[BEGIN Dataset excerpts]
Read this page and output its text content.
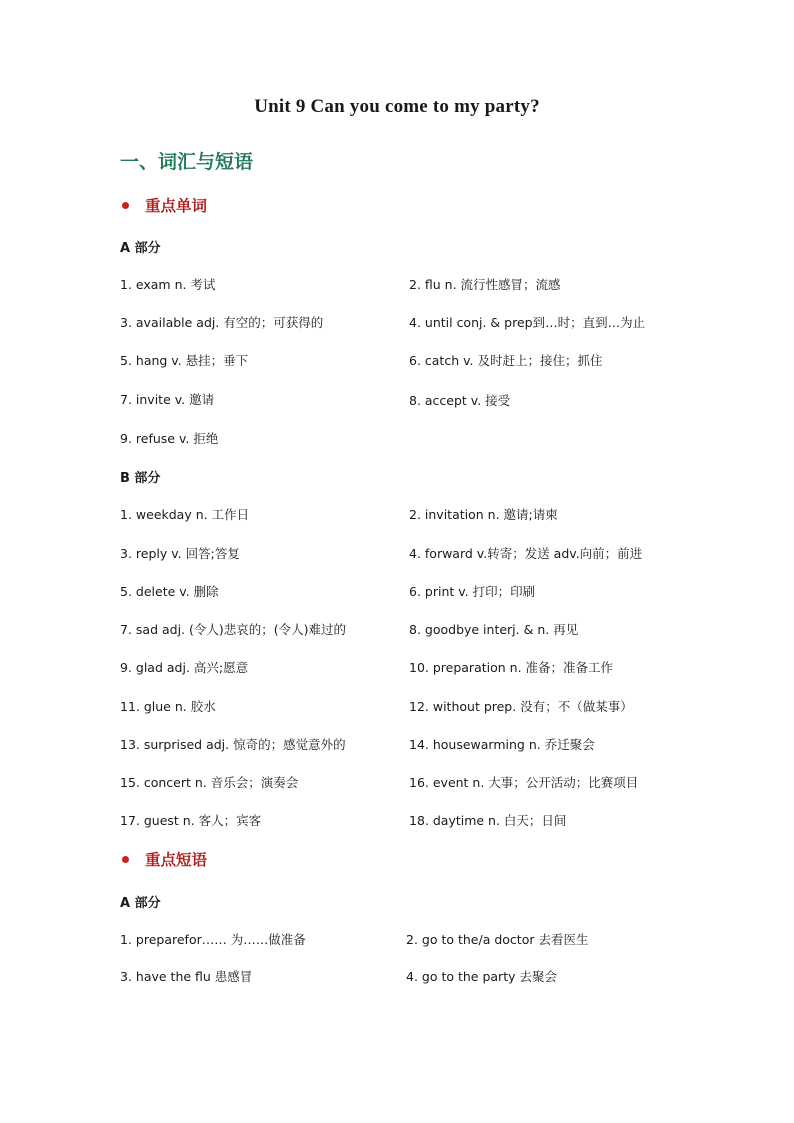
Unit 9 Can you come to my party?
一、词汇与短语
重点单词
A 部分
1. exam n. 考试	2. flu n. 流行性感冒；流感
3. available adj. 有空的；可获得的	4. until conj. & prep到…时；直到…为止
5. hang v. 悬挂；垂下	6. catch v. 及时赶上；接住；抓住
7. invite v. 邀请	8. accept v. 接受
9. refuse v. 拒绝
B 部分
1. weekday n. 工作日	2. invitation n. 邀请;请柬
3. reply v. 回答;答复	4. forward v.转寄；发送 adv.向前；前进
5. delete v. 删除	6. print v. 打印；印刷
7. sad adj. (令人)悲哀的；(令人)难过的	8. goodbye interj. & n. 再见
9. glad adj. 高兴;愿意	10. preparation n. 准备；准备工作
11. glue n. 胶水	12. without prep. 没有；不（做某事）
13. surprised adj. 惊奇的；感觉意外的	14. housewarming n. 乔迁聚会
15. concert n. 音乐会；演奏会	16. event n. 大事；公开活动；比赛项目
17. guest n. 客人；宾客	18. daytime n. 白天；日间
重点短语
A 部分
1. preparefor…… 为……做准备	2. go to the/a doctor 去看医生
3. have the flu 患感冒	4. go to the party 去聚会
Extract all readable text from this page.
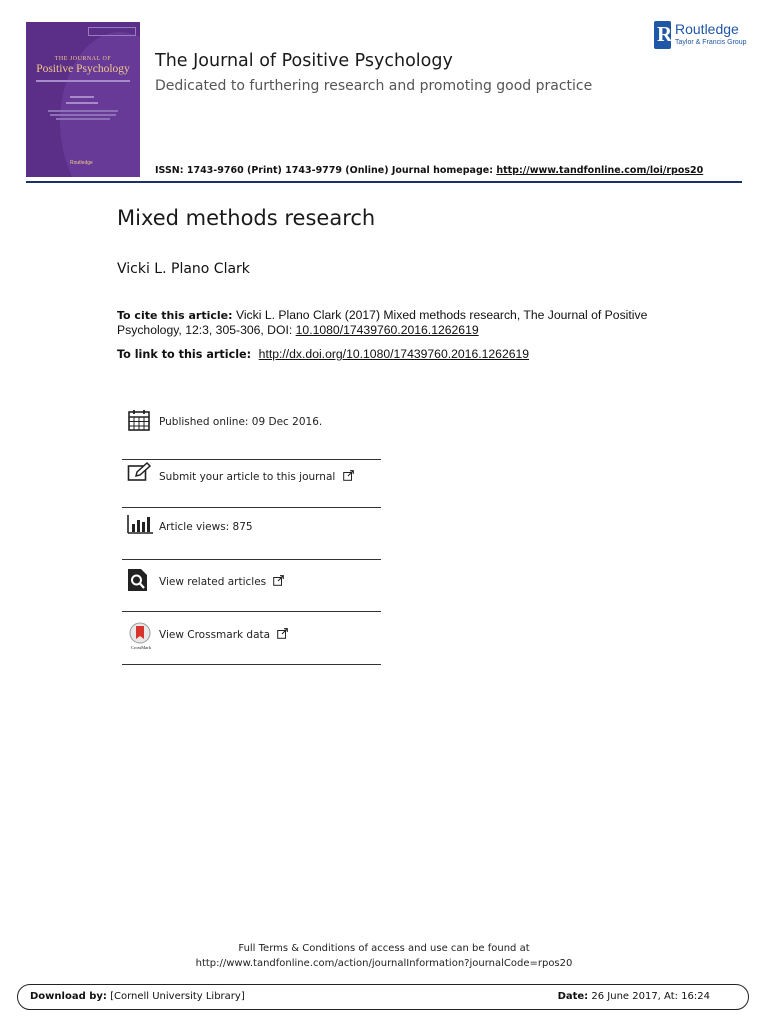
THE JOURNAL OF
Positive Psychology
Routledge
The Journal of Positive Psychology
Dedicated to furthering research and promoting good practice
ISSN: 1743-9760 (Print) 1743-9779 (Online) Journal homepage: http://www.tandfonline.com/loi/rpos20
R Routledge
Taylor & Francis Group
Mixed methods research
Vicki L. Plano Clark
To cite this article: Vicki L. Plano Clark (2017) Mixed methods research, The Journal of Positive Psychology, 12:3, 305-306, DOI: 10.1080/17439760.2016.1262619
To link to this article: http://dx.doi.org/10.1080/17439760.2016.1262619
Published online: 09 Dec 2016.
Submit your article to this journal
Article views: 875
View related articles
CrossMark
View Crossmark data
Full Terms & Conditions of access and use can be found at
http://www.tandfonline.com/action/journalInformation?journalCode=rpos20
Download by: [Cornell University Library]	Date: 26 June 2017, At: 16:24
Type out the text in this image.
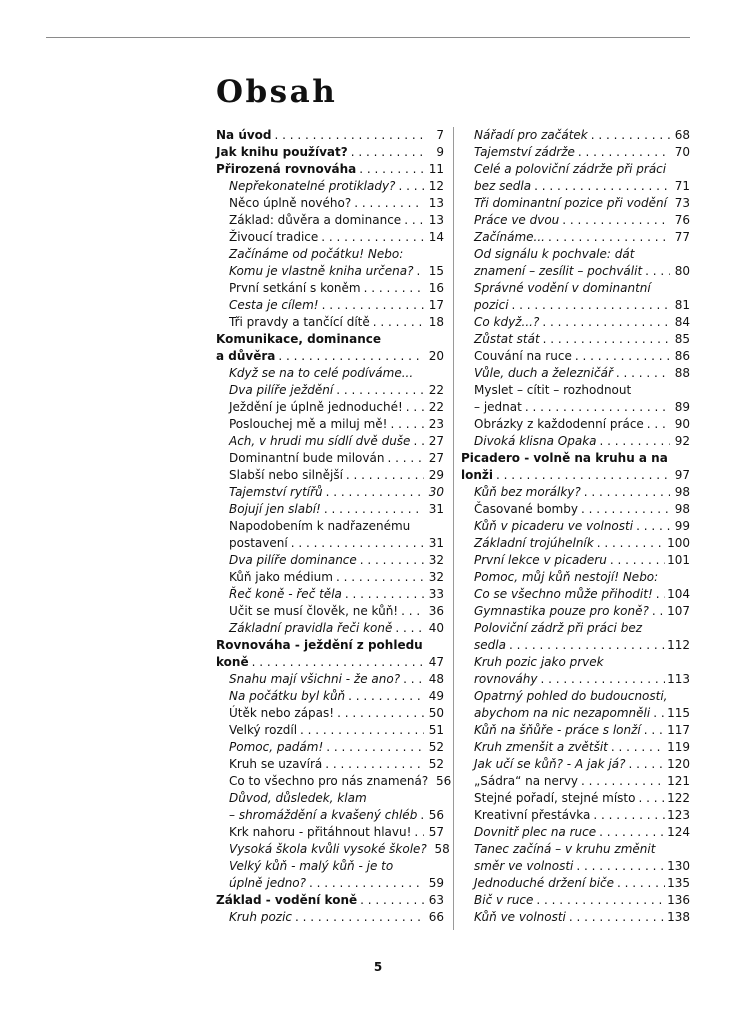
Obsah
Na úvod . . .	7
Jak knihu používat? . . .	9
Přirozená rovnováha . . .	11
Nepřekonatelné protiklady? . . .	12
Něco úplně nového? . . .	13
Základ: důvěra a dominance . . .	13
Živoucí tradice . . .	14
Začínáme od počátku! Nebo:
Komu je vlastně kniha určena? . . .	15
První setkání s koněm . . .	16
Cesta je cílem! . . .	17
Tři pravdy a tančící dítě . . .	18
Komunikace, dominance
a důvěra . . .	20
Když se na to celé podíváme...
Dva pilíře ježdění . . .	22
Ježdění je úplně jednoduché! . . .	22
Poslouchej mě a miluj mě! . . .	23
Ach, v hrudi mu sídlí dvě duše . . .	27
Dominantní bude milován . . .	27
Slabší nebo silnější . . .	29
Tajemství rytířů . . .	30
Bojují jen slabí! . . .	31
Napodobením k nadřazenému
postavení . . .	31
Dva pilíře dominance . . .	32
Kůň jako médium . . .	32
Řeč koně - řeč těla . . .	33
Učit se musí člověk, ne kůň! . . .	36
Základní pravidla řeči koně . . .	40
Rovnováha - ježdění z pohledu
koně . . .	47
Snahu mají všichni - že ano? . . .	48
Na počátku byl kůň . . .	49
Útěk nebo zápas! . . .	50
Velký rozdíl . . .	51
Pomoc, padám! . . .	52
Kruh se uzavírá . . .	52
Co to všechno pro nás znamená? 56
Důvod, důsledek, klam
– shromáždění a kvašený chléb . . . 56
Krk nahoru - přitáhnout hlavu! . . .	57
Vysoká škola kvůli vysoké škole? 58
Velký kůň - malý kůň - je to
úplně jedno? . . .	59
Základ - vodění koně . . .	63
Kruh pozic . . .	66
Nářadí pro začátek . . .	68
Tajemství zádrže . . .	70
Celé a poloviční zádrže při práci
bez sedla . . .	71
Tři dominantní pozice při vodění 73
Práce ve dvou . . .	76
Začínáme... . . .	77
Od signálu k pochvale: dát
znamení – zesílit – pochválit . . .	80
Správné vodění v dominantní
pozici . . .	81
Co když...? . . .	84
Zůstat stát . . .	85
Couvání na ruce . . .	86
Vůle, duch a železničář . . .	88
Myslet – cítit – rozhodnout
– jednat . . .	89
Obrázky z každodenní práce . . .	90
Divoká klisna Opaka . . .	92
Picadero - volně na kruhu a na
lonži . . .	97
Kůň bez morálky? . . .	98
Časované bomby . . .	98
Kůň v picaderu ve volnosti . . .	99
Základní trojúhelník . . .	100
První lekce v picaderu . . .	101
Pomoc, můj kůň nestojí! Nebo:
Co se všechno může přihodit! . . . 104
Gymnastika pouze pro koně? . . . 107
Poloviční zádrž při práci bez
sedla . . .	112
Kruh pozic jako prvek
rovnováhy . . .	113
Opatrný pohled do budoucnosti,
abychom na nic nezapomněli . . . 115
Kůň na šňůře - práce s lonží . . . 117
Kruh zmenšit a zvětšit . . .	119
Jak učí se kůň? - A jak já? . . .	120
„Sádra“ na nervy . . .	121
Stejné pořadí, stejné místo . . .	122
Kreativní přestávka . . .	123
Dovnitř plec na ruce . . .	124
Tanec začíná – v kruhu změnit
směr ve volnosti . . .	130
Jednoduché držení biče . . .	135
Bič v ruce . . .	136
Kůň ve volnosti . . .	138
5
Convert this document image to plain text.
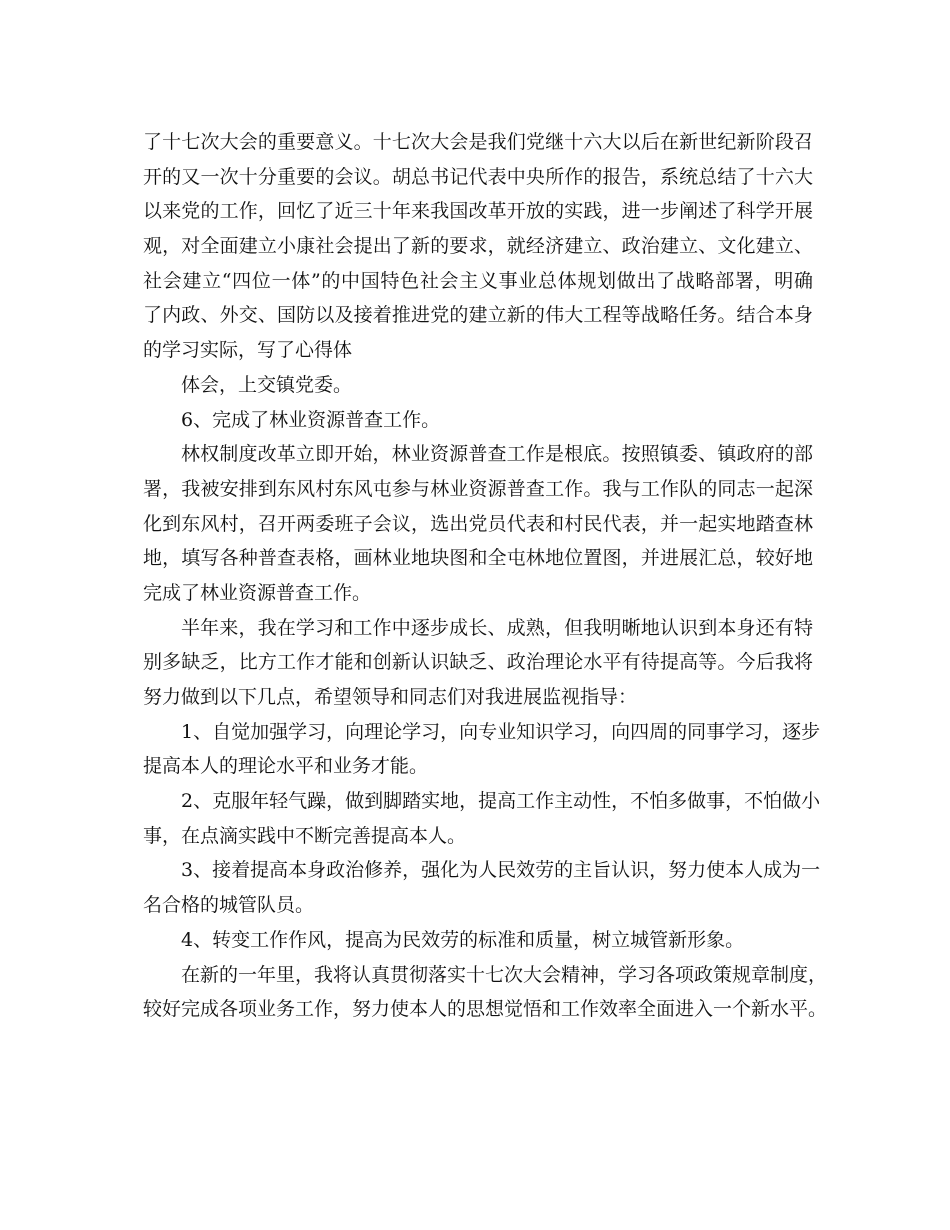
了十七次大会的重要意义。十七次大会是我们党继十六大以后在新世纪新阶段召
开的又一次十分重要的会议。胡总书记代表中央所作的报告，系统总结了十六大
以来党的工作，回忆了近三十年来我国改革开放的实践，进一步阐述了科学开展
观，对全面建立小康社会提出了新的要求，就经济建立、政治建立、文化建立、
社会建立“四位一体”的中国特色社会主义事业总体规划做出了战略部署，明确
了内政、外交、国防以及接着推进党的建立新的伟大工程等战略任务。结合本身
的学习实际，写了心得体
体会，上交镇党委。
6、完成了林业资源普查工作。
林权制度改革立即开始，林业资源普查工作是根底。按照镇委、镇政府的部
署，我被安排到东风村东风屯参与林业资源普查工作。我与工作队的同志一起深
化到东风村，召开两委班子会议，选出党员代表和村民代表，并一起实地踏查林
地，填写各种普查表格，画林业地块图和全屯林地位置图，并进展汇总，较好地
完成了林业资源普查工作。
半年来，我在学习和工作中逐步成长、成熟，但我明晰地认识到本身还有特
别多缺乏，比方工作才能和创新认识缺乏、政治理论水平有待提高等。今后我将
努力做到以下几点，希望领导和同志们对我进展监视指导：
1、自觉加强学习，向理论学习，向专业知识学习，向四周的同事学习，逐步
提高本人的理论水平和业务才能。
2、克服年轻气躁，做到脚踏实地，提高工作主动性，不怕多做事，不怕做小
事，在点滴实践中不断完善提高本人。
3、接着提高本身政治修养，强化为人民效劳的主旨认识，努力使本人成为一
名合格的城管队员。
4、转变工作作风，提高为民效劳的标准和质量，树立城管新形象。
在新的一年里，我将认真贯彻落实十七次大会精神，学习各项政策规章制度，
较好完成各项业务工作，努力使本人的思想觉悟和工作效率全面进入一个新水平。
[END Dataset excerpts]
- _Exercise task_
Everything from the line with "Convert this document image to plain text." through the end of the records above, and nothing else, is to be quoted exactly; please leave the pictures out.

- _Task answer_
Convert this document image to plain text.
了十七次大会的重要意义。十七次大会是我们党继十六大以后在新世纪新阶段召
开的又一次十分重要的会议。胡总书记代表中央所作的报告，系统总结了十六大
以来党的工作，回忆了近三十年来我国改革开放的实践，进一步阐述了科学开展
观，对全面建立小康社会提出了新的要求，就经济建立、政治建立、文化建立、
社会建立“四位一体”的中国特色社会主义事业总体规划做出了战略部署，明确
了内政、外交、国防以及接着推进党的建立新的伟大工程等战略任务。结合本身
的学习实际，写了心得体
体会，上交镇党委。
6、完成了林业资源普查工作。
林权制度改革立即开始，林业资源普查工作是根底。按照镇委、镇政府的部
署，我被安排到东风村东风屯参与林业资源普查工作。我与工作队的同志一起深
化到东风村，召开两委班子会议，选出党员代表和村民代表，并一起实地踏查林
地，填写各种普查表格，画林业地块图和全屯林地位置图，并进展汇总，较好地
完成了林业资源普查工作。
半年来，我在学习和工作中逐步成长、成熟，但我明晰地认识到本身还有特
别多缺乏，比方工作才能和创新认识缺乏、政治理论水平有待提高等。今后我将
努力做到以下几点，希望领导和同志们对我进展监视指导：
1、自觉加强学习，向理论学习，向专业知识学习，向四周的同事学习，逐步
提高本人的理论水平和业务才能。
2、克服年轻气躁，做到脚踏实地，提高工作主动性，不怕多做事，不怕做小
事，在点滴实践中不断完善提高本人。
3、接着提高本身政治修养，强化为人民效劳的主旨认识，努力使本人成为一
名合格的城管队员。
4、转变工作作风，提高为民效劳的标准和质量，树立城管新形象。
在新的一年里，我将认真贯彻落实十七次大会精神，学习各项政策规章制度，
较好完成各项业务工作，努力使本人的思想觉悟和工作效率全面进入一个新水平。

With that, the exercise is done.